Boxed element entries
========

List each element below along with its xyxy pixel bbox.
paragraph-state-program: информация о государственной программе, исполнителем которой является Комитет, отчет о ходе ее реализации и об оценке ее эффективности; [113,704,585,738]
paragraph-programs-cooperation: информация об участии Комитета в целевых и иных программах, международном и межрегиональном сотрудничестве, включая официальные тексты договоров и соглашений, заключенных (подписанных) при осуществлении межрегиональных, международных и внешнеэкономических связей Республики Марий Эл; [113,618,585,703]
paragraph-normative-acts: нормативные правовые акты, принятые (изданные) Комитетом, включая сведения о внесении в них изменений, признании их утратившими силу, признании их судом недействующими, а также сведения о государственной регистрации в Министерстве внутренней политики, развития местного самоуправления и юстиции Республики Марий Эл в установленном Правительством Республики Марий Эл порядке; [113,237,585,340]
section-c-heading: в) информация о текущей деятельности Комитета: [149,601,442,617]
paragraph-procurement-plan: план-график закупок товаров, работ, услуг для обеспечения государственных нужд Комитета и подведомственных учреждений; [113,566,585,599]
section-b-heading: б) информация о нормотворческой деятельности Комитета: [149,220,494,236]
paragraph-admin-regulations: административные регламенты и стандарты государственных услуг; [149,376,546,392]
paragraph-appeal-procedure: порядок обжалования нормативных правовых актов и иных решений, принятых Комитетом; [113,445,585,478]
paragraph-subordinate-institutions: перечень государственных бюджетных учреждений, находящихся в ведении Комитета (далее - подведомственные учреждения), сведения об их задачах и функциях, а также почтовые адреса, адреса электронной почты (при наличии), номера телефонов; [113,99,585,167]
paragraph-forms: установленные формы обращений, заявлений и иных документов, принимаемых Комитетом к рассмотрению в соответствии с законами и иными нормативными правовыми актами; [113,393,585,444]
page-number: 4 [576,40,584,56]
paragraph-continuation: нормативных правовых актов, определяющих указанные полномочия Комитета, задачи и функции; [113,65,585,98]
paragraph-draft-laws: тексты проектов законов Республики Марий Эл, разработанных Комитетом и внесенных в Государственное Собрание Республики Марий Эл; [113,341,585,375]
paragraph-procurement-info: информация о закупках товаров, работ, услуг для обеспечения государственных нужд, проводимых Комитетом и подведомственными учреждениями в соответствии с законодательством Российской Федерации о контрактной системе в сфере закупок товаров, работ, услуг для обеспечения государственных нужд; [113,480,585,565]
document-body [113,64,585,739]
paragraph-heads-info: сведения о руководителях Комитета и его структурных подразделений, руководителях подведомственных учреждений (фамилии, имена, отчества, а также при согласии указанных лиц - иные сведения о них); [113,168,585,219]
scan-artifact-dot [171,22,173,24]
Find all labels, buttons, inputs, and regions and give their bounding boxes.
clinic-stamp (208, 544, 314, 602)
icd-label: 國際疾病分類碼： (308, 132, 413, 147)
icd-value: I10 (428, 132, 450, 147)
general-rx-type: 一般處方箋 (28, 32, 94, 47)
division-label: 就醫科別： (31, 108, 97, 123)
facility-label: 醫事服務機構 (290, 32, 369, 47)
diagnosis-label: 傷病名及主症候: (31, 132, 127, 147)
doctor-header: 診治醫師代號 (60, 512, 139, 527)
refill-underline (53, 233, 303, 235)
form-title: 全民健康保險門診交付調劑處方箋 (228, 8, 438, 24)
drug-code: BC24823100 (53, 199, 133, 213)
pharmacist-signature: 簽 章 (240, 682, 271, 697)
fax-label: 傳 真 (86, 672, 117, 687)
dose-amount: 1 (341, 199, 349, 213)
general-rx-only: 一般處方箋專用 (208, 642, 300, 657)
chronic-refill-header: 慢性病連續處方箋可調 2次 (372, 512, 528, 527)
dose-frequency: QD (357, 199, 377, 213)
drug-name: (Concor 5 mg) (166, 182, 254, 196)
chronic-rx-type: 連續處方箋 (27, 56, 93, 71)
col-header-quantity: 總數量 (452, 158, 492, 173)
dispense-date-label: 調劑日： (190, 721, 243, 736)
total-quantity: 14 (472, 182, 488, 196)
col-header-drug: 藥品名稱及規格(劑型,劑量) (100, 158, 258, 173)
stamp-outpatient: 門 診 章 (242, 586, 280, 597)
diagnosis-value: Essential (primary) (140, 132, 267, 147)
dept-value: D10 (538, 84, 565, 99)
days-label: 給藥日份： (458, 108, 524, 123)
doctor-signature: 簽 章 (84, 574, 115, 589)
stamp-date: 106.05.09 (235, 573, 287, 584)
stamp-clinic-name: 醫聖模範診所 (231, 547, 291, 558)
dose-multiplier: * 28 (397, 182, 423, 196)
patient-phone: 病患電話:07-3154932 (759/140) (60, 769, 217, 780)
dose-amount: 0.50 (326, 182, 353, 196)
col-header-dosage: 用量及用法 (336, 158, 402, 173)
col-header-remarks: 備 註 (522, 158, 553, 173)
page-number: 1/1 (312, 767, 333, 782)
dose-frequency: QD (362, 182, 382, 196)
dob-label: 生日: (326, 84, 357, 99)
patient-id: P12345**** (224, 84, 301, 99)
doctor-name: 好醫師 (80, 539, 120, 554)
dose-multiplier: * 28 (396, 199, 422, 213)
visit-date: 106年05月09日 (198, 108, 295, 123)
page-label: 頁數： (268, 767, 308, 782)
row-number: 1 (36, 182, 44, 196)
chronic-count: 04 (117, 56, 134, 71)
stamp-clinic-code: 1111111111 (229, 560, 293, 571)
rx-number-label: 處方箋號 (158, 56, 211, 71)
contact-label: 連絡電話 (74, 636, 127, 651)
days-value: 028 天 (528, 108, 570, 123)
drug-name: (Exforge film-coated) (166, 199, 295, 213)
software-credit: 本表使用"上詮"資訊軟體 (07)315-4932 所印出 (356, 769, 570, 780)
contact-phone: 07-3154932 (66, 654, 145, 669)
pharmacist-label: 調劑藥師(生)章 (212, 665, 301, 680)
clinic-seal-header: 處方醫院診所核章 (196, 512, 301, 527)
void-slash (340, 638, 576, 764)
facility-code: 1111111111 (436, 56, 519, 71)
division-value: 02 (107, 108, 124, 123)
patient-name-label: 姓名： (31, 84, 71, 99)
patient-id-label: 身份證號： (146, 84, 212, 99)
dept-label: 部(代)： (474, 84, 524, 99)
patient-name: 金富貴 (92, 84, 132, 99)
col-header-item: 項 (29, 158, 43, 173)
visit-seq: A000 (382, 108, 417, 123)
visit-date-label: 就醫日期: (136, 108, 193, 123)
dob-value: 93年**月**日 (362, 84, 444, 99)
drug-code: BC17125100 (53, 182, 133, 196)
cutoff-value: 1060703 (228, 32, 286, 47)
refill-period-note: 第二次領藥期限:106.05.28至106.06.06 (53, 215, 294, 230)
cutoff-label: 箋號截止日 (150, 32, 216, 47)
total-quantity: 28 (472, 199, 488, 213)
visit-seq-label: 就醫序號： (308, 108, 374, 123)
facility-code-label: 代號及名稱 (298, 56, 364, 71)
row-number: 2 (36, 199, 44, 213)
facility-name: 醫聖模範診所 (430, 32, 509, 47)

========

__Direction__: Return every one of the rows above line by line, without changing a single character.

__Result for this exercise__:
List each element below along with its xyxy pixel bbox.
paragraph-state-program: информация о государственной программе, исполнителем которой является Комитет, отчет о ходе ее реализации и об оценке ее эффективности; [113,704,585,738]
paragraph-programs-cooperation: информация об участии Комитета в целевых и иных программах, международном и межрегиональном сотрудничестве, включая официальные тексты договоров и соглашений, заключенных (подписанных) при осуществлении межрегиональных, международных и внешнеэкономических связей Республики Марий Эл; [113,618,585,703]
paragraph-normative-acts: нормативные правовые акты, принятые (изданные) Комитетом, включая сведения о внесении в них изменений, признании их утратившими силу, признании их судом недействующими, а также сведения о государственной регистрации в Министерстве внутренней политики, развития местного самоуправления и юстиции Республики Марий Эл в установленном Правительством Республики Марий Эл порядке; [113,237,585,340]
section-c-heading: в) информация о текущей деятельности Комитета: [149,601,442,617]
paragraph-procurement-plan: план-график закупок товаров, работ, услуг для обеспечения государственных нужд Комитета и подведомственных учреждений; [113,566,585,599]
section-b-heading: б) информация о нормотворческой деятельности Комитета: [149,220,494,236]
paragraph-admin-regulations: административные регламенты и стандарты государственных услуг; [149,376,546,392]
paragraph-appeal-procedure: порядок обжалования нормативных правовых актов и иных решений, принятых Комитетом; [113,445,585,478]
paragraph-subordinate-institutions: перечень государственных бюджетных учреждений, находящихся в ведении Комитета (далее - подведомственные учреждения), сведения об их задачах и функциях, а также почтовые адреса, адреса электронной почты (при наличии), номера телефонов; [113,99,585,167]
paragraph-forms: установленные формы обращений, заявлений и иных документов, принимаемых Комитетом к рассмотрению в соответствии с законами и иными нормативными правовыми актами; [113,393,585,444]
page-number: 4 [576,40,584,56]
paragraph-continuation: нормативных правовых актов, определяющих указанные полномочия Комитета, задачи и функции; [113,65,585,98]
paragraph-draft-laws: тексты проектов законов Республики Марий Эл, разработанных Комитетом и внесенных в Государственное Собрание Республики Марий Эл; [113,341,585,375]
paragraph-procurement-info: информация о закупках товаров, работ, услуг для обеспечения государственных нужд, проводимых Комитетом и подведомственными учреждениями в соответствии с законодательством Российской Федерации о контрактной системе в сфере закупок товаров, работ, услуг для обеспечения государственных нужд; [113,480,585,565]
document-body [113,64,585,739]
paragraph-heads-info: сведения о руководителях Комитета и его структурных подразделений, руководителях подведомственных учреждений (фамилии, имена, отчества, а также при согласии указанных лиц - иные сведения о них); [113,168,585,219]
scan-artifact-dot [171,22,173,24]
Find all labels, buttons, inputs, and regions and give their bounding boxes.
clinic-stamp (208, 544, 314, 602)
icd-label: 國際疾病分類碼： (308, 132, 413, 147)
icd-value: I10 (428, 132, 450, 147)
general-rx-type: 一般處方箋 (28, 32, 94, 47)
division-label: 就醫科別： (31, 108, 97, 123)
facility-label: 醫事服務機構 (290, 32, 369, 47)
diagnosis-label: 傷病名及主症候: (31, 132, 127, 147)
doctor-header: 診治醫師代號 (60, 512, 139, 527)
refill-underline (53, 233, 303, 235)
form-title: 全民健康保險門診交付調劑處方箋 (228, 8, 438, 24)
drug-code: BC24823100 (53, 199, 133, 213)
pharmacist-signature: 簽 章 (240, 682, 271, 697)
fax-label: 傳 真 (86, 672, 117, 687)
dose-amount: 1 (341, 199, 349, 213)
general-rx-only: 一般處方箋專用 (208, 642, 300, 657)
chronic-refill-header: 慢性病連續處方箋可調 2次 (372, 512, 528, 527)
dose-frequency: QD (357, 199, 377, 213)
drug-name: (Concor 5 mg) (166, 182, 254, 196)
chronic-rx-type: 連續處方箋 (27, 56, 93, 71)
col-header-quantity: 總數量 (452, 158, 492, 173)
dispense-date-label: 調劑日： (190, 721, 243, 736)
total-quantity: 14 (472, 182, 488, 196)
col-header-drug: 藥品名稱及規格(劑型,劑量) (100, 158, 258, 173)
stamp-outpatient: 門 診 章 (242, 586, 280, 597)
diagnosis-value: Essential (primary) (140, 132, 267, 147)
dept-value: D10 (538, 84, 565, 99)
days-label: 給藥日份： (458, 108, 524, 123)
doctor-signature: 簽 章 (84, 574, 115, 589)
stamp-date: 106.05.09 (235, 573, 287, 584)
stamp-clinic-name: 醫聖模範診所 (231, 547, 291, 558)
dose-multiplier: * 28 (397, 182, 423, 196)
patient-phone: 病患電話:07-3154932 (759/140) (60, 769, 217, 780)
dose-amount: 0.50 (326, 182, 353, 196)
col-header-dosage: 用量及用法 (336, 158, 402, 173)
col-header-remarks: 備 註 (522, 158, 553, 173)
page-number: 1/1 (312, 767, 333, 782)
dose-frequency: QD (362, 182, 382, 196)
dob-label: 生日: (326, 84, 357, 99)
patient-id: P12345**** (224, 84, 301, 99)
doctor-name: 好醫師 (80, 539, 120, 554)
dose-multiplier: * 28 (396, 199, 422, 213)
visit-date: 106年05月09日 (198, 108, 295, 123)
page-label: 頁數： (268, 767, 308, 782)
row-number: 1 (36, 182, 44, 196)
chronic-count: 04 (117, 56, 134, 71)
stamp-clinic-code: 1111111111 (229, 560, 293, 571)
rx-number-label: 處方箋號 (158, 56, 211, 71)
contact-label: 連絡電話 (74, 636, 127, 651)
days-value: 028 天 (528, 108, 570, 123)
drug-name: (Exforge film-coated) (166, 199, 295, 213)
software-credit: 本表使用"上詮"資訊軟體 (07)315-4932 所印出 (356, 769, 570, 780)
contact-phone: 07-3154932 (66, 654, 145, 669)
pharmacist-label: 調劑藥師(生)章 (212, 665, 301, 680)
clinic-seal-header: 處方醫院診所核章 (196, 512, 301, 527)
void-slash (340, 638, 576, 764)
facility-code: 1111111111 (436, 56, 519, 71)
division-value: 02 (107, 108, 124, 123)
patient-name-label: 姓名： (31, 84, 71, 99)
patient-id-label: 身份證號： (146, 84, 212, 99)
dept-label: 部(代)： (474, 84, 524, 99)
patient-name: 金富貴 (92, 84, 132, 99)
col-header-item: 項 (29, 158, 43, 173)
visit-seq: A000 (382, 108, 417, 123)
visit-date-label: 就醫日期: (136, 108, 193, 123)
dob-value: 93年**月**日 (362, 84, 444, 99)
drug-code: BC17125100 (53, 182, 133, 196)
cutoff-value: 1060703 (228, 32, 286, 47)
refill-period-note: 第二次領藥期限:106.05.28至106.06.06 (53, 215, 294, 230)
cutoff-label: 箋號截止日 (150, 32, 216, 47)
total-quantity: 28 (472, 199, 488, 213)
visit-seq-label: 就醫序號： (308, 108, 374, 123)
facility-code-label: 代號及名稱 (298, 56, 364, 71)
row-number: 2 (36, 199, 44, 213)
facility-name: 醫聖模範診所 (430, 32, 509, 47)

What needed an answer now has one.